▶ [Problem description] Repeat the lines starting at the one containing "774px × 468px." and ending at the one containing "y-axis-tick-mark xyxy=(71,145,78,147)", including both.

▶ [Provided material]
※ ※ ※
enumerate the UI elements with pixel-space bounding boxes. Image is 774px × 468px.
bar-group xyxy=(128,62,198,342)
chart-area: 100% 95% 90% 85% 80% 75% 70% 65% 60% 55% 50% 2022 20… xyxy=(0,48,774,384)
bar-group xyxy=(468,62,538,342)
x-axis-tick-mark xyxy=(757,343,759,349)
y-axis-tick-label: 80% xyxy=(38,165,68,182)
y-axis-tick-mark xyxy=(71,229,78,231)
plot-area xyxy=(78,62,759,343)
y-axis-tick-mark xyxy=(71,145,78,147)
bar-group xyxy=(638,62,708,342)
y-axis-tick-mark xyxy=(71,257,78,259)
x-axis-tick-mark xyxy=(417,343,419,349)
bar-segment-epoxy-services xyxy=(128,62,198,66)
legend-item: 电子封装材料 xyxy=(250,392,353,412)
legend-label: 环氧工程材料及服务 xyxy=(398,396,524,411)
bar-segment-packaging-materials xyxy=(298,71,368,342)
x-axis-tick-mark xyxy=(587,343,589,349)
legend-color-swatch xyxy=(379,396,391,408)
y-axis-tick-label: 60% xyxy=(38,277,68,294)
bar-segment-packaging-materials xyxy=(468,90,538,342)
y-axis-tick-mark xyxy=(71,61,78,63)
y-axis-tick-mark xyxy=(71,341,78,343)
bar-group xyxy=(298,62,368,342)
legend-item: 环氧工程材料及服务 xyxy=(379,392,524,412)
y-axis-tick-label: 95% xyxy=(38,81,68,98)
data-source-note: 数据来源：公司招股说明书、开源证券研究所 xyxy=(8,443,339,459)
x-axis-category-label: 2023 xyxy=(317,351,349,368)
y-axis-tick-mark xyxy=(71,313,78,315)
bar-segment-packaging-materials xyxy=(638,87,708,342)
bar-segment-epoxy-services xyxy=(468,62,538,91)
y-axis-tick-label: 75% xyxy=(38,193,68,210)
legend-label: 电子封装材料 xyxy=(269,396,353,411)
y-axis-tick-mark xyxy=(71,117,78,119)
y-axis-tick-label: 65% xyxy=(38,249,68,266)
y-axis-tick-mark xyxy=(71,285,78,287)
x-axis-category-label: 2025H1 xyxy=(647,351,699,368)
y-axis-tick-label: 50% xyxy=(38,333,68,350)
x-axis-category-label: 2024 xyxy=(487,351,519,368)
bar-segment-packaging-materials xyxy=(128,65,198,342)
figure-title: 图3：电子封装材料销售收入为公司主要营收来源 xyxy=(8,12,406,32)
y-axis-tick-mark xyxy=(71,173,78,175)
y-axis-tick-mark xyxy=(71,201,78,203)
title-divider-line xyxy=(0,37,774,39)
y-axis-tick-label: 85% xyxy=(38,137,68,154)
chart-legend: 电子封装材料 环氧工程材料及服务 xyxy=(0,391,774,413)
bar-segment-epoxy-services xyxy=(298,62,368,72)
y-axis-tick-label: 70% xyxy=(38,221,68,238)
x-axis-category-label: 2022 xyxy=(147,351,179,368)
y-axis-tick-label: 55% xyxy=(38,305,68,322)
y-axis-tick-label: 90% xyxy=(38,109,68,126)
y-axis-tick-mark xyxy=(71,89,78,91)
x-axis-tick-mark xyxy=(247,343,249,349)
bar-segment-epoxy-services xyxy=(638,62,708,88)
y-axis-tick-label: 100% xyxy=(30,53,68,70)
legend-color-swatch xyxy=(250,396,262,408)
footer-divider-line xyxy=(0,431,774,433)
※ ※ ※
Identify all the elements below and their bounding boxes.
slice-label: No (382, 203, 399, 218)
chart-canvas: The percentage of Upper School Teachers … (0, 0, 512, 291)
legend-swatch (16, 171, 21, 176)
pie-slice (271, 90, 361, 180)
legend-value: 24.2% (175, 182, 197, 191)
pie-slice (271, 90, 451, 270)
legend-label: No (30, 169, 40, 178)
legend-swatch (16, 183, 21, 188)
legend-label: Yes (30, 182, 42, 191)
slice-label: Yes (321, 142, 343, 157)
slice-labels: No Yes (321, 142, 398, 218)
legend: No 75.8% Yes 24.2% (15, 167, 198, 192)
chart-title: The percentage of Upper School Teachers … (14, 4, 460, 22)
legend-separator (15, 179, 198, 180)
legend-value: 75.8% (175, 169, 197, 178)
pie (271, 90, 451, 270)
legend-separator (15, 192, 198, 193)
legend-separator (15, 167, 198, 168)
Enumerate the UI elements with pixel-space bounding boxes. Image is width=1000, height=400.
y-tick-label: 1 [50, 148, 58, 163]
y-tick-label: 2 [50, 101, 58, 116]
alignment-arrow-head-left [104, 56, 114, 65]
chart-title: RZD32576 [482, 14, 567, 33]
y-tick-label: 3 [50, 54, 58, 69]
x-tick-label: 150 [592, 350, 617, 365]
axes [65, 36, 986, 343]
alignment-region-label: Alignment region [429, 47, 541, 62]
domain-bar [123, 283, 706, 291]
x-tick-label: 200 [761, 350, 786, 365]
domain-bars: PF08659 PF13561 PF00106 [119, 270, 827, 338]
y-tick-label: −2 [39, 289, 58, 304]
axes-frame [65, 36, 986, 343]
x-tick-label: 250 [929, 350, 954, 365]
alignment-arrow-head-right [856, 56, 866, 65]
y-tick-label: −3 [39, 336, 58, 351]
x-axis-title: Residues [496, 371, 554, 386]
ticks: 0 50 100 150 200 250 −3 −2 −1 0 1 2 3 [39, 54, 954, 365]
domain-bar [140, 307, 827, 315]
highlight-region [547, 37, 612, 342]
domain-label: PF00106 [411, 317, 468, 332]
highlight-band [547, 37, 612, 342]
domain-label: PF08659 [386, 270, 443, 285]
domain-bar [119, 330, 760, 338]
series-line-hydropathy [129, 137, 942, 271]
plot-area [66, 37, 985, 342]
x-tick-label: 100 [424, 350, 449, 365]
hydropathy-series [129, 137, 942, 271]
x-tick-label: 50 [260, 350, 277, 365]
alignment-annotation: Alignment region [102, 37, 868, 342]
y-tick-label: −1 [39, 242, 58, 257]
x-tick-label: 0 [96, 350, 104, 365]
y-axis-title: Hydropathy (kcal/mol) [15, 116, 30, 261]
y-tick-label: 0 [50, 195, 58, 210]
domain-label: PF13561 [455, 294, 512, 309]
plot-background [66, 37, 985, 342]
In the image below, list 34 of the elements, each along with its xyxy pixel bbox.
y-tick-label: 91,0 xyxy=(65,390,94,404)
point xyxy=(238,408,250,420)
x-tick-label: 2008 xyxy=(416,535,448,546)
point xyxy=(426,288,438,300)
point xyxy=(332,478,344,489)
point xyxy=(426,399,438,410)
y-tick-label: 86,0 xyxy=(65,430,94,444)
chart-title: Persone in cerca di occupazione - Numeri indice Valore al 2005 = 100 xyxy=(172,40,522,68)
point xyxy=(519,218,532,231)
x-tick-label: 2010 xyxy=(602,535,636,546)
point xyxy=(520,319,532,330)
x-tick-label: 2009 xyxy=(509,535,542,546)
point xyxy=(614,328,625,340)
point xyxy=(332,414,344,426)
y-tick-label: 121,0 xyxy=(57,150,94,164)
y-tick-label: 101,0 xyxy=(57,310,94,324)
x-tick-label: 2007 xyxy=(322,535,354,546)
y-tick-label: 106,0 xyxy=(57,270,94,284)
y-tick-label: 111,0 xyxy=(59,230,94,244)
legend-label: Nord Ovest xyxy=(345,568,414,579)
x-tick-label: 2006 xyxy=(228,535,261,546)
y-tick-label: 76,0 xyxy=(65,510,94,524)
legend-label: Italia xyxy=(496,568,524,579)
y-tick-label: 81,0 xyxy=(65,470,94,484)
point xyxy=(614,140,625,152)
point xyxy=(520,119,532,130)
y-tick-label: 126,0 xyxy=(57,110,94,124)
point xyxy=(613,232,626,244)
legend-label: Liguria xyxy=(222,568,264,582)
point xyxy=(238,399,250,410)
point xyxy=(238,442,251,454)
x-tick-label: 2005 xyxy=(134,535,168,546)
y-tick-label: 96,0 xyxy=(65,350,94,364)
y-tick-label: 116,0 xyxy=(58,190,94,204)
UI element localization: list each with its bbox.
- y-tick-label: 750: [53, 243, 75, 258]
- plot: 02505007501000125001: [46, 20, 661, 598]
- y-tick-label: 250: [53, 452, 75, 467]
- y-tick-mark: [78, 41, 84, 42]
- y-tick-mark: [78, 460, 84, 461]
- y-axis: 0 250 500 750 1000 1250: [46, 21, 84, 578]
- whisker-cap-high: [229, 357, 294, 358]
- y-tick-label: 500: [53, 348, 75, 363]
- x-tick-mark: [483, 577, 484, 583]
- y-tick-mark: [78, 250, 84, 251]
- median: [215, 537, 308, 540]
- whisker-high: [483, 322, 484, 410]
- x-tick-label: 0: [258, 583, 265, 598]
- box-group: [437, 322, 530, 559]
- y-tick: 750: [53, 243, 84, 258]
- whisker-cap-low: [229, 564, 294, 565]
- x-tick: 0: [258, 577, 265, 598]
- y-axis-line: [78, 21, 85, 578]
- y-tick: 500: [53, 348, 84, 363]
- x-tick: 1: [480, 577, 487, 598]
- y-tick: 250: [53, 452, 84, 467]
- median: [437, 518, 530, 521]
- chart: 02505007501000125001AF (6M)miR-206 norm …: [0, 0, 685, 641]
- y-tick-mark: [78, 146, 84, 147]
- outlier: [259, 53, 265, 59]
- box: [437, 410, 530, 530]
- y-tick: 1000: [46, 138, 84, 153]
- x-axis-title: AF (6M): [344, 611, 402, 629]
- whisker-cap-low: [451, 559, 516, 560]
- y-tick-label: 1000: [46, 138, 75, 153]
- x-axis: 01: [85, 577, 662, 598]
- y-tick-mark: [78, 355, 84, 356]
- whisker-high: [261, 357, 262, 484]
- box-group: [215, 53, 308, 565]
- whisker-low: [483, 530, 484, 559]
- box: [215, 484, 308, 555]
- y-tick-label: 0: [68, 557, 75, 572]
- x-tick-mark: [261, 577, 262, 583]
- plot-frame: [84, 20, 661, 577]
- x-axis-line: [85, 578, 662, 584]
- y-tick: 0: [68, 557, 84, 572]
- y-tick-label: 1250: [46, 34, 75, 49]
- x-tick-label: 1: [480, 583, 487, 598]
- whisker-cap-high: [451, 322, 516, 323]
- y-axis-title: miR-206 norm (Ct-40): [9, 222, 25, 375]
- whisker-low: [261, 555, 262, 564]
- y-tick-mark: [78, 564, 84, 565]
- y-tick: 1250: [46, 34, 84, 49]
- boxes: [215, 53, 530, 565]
※ ※ ※
▶ [Complete answer]
enumerate the UI elements with pixel-space bounding boxes. Image is 774px × 468px.
bar-group xyxy=(128,62,198,342)
chart-area: 100% 95% 90% 85% 80% 75% 70% 65% 60% 55% 50% 2022 20… xyxy=(0,48,774,384)
bar-group xyxy=(468,62,538,342)
x-axis-tick-mark xyxy=(757,343,759,349)
y-axis-tick-label: 80% xyxy=(38,165,68,182)
y-axis-tick-mark xyxy=(71,229,78,231)
plot-area xyxy=(78,62,759,343)
y-axis-tick-mark xyxy=(71,145,78,147)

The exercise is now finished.